→ EXERCISE REQUIREMENTS: Records follow. Copy every line with "yang".
::::::::
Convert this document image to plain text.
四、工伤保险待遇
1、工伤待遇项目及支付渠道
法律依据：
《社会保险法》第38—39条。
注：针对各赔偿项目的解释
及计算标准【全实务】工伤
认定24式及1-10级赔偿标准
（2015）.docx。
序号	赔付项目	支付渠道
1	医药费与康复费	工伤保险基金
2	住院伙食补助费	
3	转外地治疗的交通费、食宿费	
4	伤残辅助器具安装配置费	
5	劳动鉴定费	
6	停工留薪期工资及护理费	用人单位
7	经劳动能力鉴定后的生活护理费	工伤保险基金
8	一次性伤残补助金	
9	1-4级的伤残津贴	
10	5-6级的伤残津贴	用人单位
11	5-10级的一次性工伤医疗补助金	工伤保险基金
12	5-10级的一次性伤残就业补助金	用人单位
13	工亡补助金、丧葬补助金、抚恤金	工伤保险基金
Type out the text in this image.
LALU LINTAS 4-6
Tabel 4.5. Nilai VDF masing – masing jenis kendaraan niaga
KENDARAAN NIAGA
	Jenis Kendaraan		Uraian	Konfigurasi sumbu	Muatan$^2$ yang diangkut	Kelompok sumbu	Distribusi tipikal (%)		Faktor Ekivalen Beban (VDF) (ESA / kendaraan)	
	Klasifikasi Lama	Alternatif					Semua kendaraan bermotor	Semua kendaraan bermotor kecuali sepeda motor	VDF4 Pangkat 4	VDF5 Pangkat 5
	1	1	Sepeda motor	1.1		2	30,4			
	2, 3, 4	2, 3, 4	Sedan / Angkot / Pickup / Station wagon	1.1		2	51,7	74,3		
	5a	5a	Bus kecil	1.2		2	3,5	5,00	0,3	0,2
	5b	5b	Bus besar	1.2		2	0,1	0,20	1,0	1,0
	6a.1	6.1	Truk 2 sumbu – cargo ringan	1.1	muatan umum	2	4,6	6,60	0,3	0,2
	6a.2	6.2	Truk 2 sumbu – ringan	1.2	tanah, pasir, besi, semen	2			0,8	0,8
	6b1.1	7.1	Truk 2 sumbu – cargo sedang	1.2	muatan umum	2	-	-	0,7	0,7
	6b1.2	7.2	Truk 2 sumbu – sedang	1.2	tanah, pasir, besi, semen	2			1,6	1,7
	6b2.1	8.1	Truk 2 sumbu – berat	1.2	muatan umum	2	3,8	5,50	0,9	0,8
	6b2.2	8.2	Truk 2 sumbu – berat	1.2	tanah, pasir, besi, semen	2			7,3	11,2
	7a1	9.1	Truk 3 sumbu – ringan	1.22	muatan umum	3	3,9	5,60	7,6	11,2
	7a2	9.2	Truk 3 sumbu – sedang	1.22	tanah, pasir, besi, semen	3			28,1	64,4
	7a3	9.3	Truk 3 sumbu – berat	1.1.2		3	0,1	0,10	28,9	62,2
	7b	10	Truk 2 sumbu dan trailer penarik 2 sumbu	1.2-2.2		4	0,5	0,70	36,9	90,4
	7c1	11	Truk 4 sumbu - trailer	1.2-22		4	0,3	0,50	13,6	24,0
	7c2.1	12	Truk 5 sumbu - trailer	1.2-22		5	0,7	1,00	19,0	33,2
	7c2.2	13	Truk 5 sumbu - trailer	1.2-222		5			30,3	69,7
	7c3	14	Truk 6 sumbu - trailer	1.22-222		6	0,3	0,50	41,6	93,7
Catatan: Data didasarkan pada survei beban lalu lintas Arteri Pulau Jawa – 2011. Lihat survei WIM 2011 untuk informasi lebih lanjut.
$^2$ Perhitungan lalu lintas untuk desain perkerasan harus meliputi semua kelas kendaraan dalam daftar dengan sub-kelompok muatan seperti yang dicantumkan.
::::::::
→ SOLUTION FOR THIS PROBLEM:
	Jenis Kendaraan		Uraian	Konfigurasi sumbu	Muatan$^2$ yang diangkut	Kelompok sumbu	Distribusi tipikal (%)		Faktor Ekivalen Beban (VDF) (ESA / kendaraan)	
$^2$ Perhitungan lalu lintas untuk desain perkerasan harus meliputi semua kelas kendaraan dalam daftar dengan sub-kelompok muatan seperti yang dicantumkan.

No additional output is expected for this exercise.